Your instructions >> Each line below should be quoted exactly, please.

Dataset records
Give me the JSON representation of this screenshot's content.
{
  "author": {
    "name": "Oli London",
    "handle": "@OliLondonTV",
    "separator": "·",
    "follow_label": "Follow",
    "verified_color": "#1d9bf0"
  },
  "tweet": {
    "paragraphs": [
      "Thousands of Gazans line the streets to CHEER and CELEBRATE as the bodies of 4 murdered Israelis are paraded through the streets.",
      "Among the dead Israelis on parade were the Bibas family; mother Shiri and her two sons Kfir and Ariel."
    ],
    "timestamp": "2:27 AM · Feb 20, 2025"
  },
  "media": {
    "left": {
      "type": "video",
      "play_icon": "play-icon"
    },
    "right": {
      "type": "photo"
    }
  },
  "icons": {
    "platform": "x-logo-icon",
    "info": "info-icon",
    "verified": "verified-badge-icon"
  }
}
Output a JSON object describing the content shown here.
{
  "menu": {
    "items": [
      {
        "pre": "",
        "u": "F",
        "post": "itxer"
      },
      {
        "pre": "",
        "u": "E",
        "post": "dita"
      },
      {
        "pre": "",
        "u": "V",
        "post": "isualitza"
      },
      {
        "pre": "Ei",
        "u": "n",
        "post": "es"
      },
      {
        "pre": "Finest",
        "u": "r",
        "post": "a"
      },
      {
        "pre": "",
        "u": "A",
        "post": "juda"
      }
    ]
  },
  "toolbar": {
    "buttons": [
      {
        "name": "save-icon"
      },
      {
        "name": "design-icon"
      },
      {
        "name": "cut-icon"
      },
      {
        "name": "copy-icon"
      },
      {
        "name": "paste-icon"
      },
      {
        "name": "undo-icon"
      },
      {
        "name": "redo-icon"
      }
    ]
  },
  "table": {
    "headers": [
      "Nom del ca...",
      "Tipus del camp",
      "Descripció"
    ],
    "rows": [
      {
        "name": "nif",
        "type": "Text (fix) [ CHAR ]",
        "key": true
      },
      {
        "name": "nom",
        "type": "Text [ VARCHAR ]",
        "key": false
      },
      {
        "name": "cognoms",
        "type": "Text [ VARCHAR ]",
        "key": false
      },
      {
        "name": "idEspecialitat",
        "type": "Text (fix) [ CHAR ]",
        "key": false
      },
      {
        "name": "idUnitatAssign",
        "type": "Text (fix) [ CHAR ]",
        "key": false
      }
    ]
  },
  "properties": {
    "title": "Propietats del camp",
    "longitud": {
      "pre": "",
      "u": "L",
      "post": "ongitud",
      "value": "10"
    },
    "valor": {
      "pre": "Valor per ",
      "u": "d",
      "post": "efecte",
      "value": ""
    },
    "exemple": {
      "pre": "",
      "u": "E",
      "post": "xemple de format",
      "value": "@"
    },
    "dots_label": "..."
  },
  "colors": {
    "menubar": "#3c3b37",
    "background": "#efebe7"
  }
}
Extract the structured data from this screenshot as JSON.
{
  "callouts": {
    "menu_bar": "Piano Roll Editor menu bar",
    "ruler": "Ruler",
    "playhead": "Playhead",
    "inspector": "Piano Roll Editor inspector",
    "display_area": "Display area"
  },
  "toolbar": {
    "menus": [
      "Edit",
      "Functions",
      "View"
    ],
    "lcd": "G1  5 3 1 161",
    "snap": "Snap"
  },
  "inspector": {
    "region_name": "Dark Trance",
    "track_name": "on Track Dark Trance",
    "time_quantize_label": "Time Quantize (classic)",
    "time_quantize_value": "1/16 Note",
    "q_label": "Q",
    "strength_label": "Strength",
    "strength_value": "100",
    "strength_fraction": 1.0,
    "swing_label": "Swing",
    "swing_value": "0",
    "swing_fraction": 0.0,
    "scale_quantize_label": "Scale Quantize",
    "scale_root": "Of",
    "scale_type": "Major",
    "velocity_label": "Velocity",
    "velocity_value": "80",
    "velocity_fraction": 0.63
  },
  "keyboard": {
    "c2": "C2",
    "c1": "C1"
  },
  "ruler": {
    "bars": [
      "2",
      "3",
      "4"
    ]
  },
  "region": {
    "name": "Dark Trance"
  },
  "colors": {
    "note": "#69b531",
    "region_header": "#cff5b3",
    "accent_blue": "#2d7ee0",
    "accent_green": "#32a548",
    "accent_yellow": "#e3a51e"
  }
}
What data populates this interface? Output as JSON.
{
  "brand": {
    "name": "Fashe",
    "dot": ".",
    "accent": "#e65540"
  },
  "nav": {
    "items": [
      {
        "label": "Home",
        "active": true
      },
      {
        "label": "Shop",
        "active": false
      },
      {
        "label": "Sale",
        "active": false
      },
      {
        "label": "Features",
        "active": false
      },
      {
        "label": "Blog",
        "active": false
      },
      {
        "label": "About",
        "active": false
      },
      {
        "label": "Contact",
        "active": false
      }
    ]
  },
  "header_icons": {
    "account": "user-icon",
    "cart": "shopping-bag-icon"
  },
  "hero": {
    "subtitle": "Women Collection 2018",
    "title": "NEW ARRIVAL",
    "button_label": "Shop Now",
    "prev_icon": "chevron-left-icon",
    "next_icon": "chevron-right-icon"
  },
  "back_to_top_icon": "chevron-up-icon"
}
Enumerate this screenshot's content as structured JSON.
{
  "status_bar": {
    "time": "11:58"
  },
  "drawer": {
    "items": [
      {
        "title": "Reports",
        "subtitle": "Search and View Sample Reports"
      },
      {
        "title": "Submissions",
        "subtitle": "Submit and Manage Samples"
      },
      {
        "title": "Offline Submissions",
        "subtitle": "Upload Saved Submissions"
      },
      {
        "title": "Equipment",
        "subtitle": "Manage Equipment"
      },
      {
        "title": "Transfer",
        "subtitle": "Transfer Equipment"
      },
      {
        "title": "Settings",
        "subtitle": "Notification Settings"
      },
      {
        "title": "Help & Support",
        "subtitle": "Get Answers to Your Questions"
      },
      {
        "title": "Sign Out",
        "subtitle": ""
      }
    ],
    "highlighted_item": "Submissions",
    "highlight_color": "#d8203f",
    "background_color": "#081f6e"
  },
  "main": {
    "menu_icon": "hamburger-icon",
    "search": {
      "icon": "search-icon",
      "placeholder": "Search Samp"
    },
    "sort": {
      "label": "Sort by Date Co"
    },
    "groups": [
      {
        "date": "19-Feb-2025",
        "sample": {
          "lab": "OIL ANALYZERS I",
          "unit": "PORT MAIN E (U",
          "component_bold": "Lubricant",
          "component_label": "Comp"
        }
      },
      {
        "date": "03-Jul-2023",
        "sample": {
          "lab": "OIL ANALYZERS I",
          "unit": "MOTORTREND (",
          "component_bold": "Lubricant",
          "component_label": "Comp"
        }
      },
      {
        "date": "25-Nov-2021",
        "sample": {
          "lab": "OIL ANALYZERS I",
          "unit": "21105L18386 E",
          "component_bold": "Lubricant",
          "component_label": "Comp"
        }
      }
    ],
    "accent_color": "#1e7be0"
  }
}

Response below >>
Give me the JSON representation of this screenshot's content.
{
  "author": {
    "name": "Oli London",
    "handle": "@OliLondonTV",
    "separator": "·",
    "follow_label": "Follow",
    "verified_color": "#1d9bf0"
  },
  "tweet": {
    "paragraphs": [
      "Thousands of Gazans line the streets to CHEER and CELEBRATE as the bodies of 4 murdered Israelis are paraded through the streets.",
      "Among the dead Israelis on parade were the Bibas family; mother Shiri and her two sons Kfir and Ariel."
    ],
    "timestamp": "2:27 AM · Feb 20, 2025"
  },
  "media": {
    "left": {
      "type": "video",
      "play_icon": "play-icon"
    },
    "right": {
      "type": "photo"
    }
  },
  "icons": {
    "platform": "x-logo-icon",
    "info": "info-icon",
    "verified": "verified-badge-icon"
  }
}
Output a JSON object describing the content shown here.
{
  "menu": {
    "items": [
      {
        "pre": "",
        "u": "F",
        "post": "itxer"
      },
      {
        "pre": "",
        "u": "E",
        "post": "dita"
      },
      {
        "pre": "",
        "u": "V",
        "post": "isualitza"
      },
      {
        "pre": "Ei",
        "u": "n",
        "post": "es"
      },
      {
        "pre": "Finest",
        "u": "r",
        "post": "a"
      },
      {
        "pre": "",
        "u": "A",
        "post": "juda"
      }
    ]
  },
  "toolbar": {
    "buttons": [
      {
        "name": "save-icon"
      },
      {
        "name": "design-icon"
      },
      {
        "name": "cut-icon"
      },
      {
        "name": "copy-icon"
      },
      {
        "name": "paste-icon"
      },
      {
        "name": "undo-icon"
      },
      {
        "name": "redo-icon"
      }
    ]
  },
  "table": {
    "headers": [
      "Nom del ca...",
      "Tipus del camp",
      "Descripció"
    ],
    "rows": [
      {
        "name": "nif",
        "type": "Text (fix) [ CHAR ]",
        "key": true
      },
      {
        "name": "nom",
        "type": "Text [ VARCHAR ]",
        "key": false
      },
      {
        "name": "cognoms",
        "type": "Text [ VARCHAR ]",
        "key": false
      },
      {
        "name": "idEspecialitat",
        "type": "Text (fix) [ CHAR ]",
        "key": false
      },
      {
        "name": "idUnitatAssign",
        "type": "Text (fix) [ CHAR ]",
        "key": false
      }
    ]
  },
  "properties": {
    "title": "Propietats del camp",
    "longitud": {
      "pre": "",
      "u": "L",
      "post": "ongitud",
      "value": "10"
    },
    "valor": {
      "pre": "Valor per ",
      "u": "d",
      "post": "efecte",
      "value": ""
    },
    "exemple": {
      "pre": "",
      "u": "E",
      "post": "xemple de format",
      "value": "@"
    },
    "dots_label": "..."
  },
  "colors": {
    "menubar": "#3c3b37",
    "background": "#efebe7"
  }
}
Extract the structured data from this screenshot as JSON.
{
  "callouts": {
    "menu_bar": "Piano Roll Editor menu bar",
    "ruler": "Ruler",
    "playhead": "Playhead",
    "inspector": "Piano Roll Editor inspector",
    "display_area": "Display area"
  },
  "toolbar": {
    "menus": [
      "Edit",
      "Functions",
      "View"
    ],
    "lcd": "G1  5 3 1 161",
    "snap": "Snap"
  },
  "inspector": {
    "region_name": "Dark Trance",
    "track_name": "on Track Dark Trance",
    "time_quantize_label": "Time Quantize (classic)",
    "time_quantize_value": "1/16 Note",
    "q_label": "Q",
    "strength_label": "Strength",
    "strength_value": "100",
    "strength_fraction": 1.0,
    "swing_label": "Swing",
    "swing_value": "0",
    "swing_fraction": 0.0,
    "scale_quantize_label": "Scale Quantize",
    "scale_root": "Of",
    "scale_type": "Major",
    "velocity_label": "Velocity",
    "velocity_value": "80",
    "velocity_fraction": 0.63
  },
  "keyboard": {
    "c2": "C2",
    "c1": "C1"
  },
  "ruler": {
    "bars": [
      "2",
      "3",
      "4"
    ]
  },
  "region": {
    "name": "Dark Trance"
  },
  "colors": {
    "note": "#69b531",
    "region_header": "#cff5b3",
    "accent_blue": "#2d7ee0",
    "accent_green": "#32a548",
    "accent_yellow": "#e3a51e"
  }
}
What data populates this interface? Output as JSON.
{
  "brand": {
    "name": "Fashe",
    "dot": ".",
    "accent": "#e65540"
  },
  "nav": {
    "items": [
      {
        "label": "Home",
        "active": true
      },
      {
        "label": "Shop",
        "active": false
      },
      {
        "label": "Sale",
        "active": false
      },
      {
        "label": "Features",
        "active": false
      },
      {
        "label": "Blog",
        "active": false
      },
      {
        "label": "About",
        "active": false
      },
      {
        "label": "Contact",
        "active": false
      }
    ]
  },
  "header_icons": {
    "account": "user-icon",
    "cart": "shopping-bag-icon"
  },
  "hero": {
    "subtitle": "Women Collection 2018",
    "title": "NEW ARRIVAL",
    "button_label": "Shop Now",
    "prev_icon": "chevron-left-icon",
    "next_icon": "chevron-right-icon"
  },
  "back_to_top_icon": "chevron-up-icon"
}
Enumerate this screenshot's content as structured JSON.
{
  "status_bar": {
    "time": "11:58"
  },
  "drawer": {
    "items": [
      {
        "title": "Reports",
        "subtitle": "Search and View Sample Reports"
      },
      {
        "title": "Submissions",
        "subtitle": "Submit and Manage Samples"
      },
      {
        "title": "Offline Submissions",
        "subtitle": "Upload Saved Submissions"
      },
      {
        "title": "Equipment",
        "subtitle": "Manage Equipment"
      },
      {
        "title": "Transfer",
        "subtitle": "Transfer Equipment"
      },
      {
        "title": "Settings",
        "subtitle": "Notification Settings"
      },
      {
        "title": "Help & Support",
        "subtitle": "Get Answers to Your Questions"
      },
      {
        "title": "Sign Out",
        "subtitle": ""
      }
    ],
    "highlighted_item": "Submissions",
    "highlight_color": "#d8203f",
    "background_color": "#081f6e"
  },
  "main": {
    "menu_icon": "hamburger-icon",
    "search": {
      "icon": "search-icon",
      "placeholder": "Search Samp"
    },
    "sort": {
      "label": "Sort by Date Co"
    },
    "groups": [
      {
        "date": "19-Feb-2025",
        "sample": {
          "lab": "OIL ANALYZERS I",
          "unit": "PORT MAIN E (U",
          "component_bold": "Lubricant",
          "component_label": "Comp"
        }
      },
      {
        "date": "03-Jul-2023",
        "sample": {
          "lab": "OIL ANALYZERS I",
          "unit": "MOTORTREND (",
          "component_bold": "Lubricant",
          "component_label": "Comp"
        }
      },
      {
        "date": "25-Nov-2021",
        "sample": {
          "lab": "OIL ANALYZERS I",
          "unit": "21105L18386 E",
          "component_bold": "Lubricant",
          "component_label": "Comp"
        }
      }
    ],
    "accent_color": "#1e7be0"
  }
}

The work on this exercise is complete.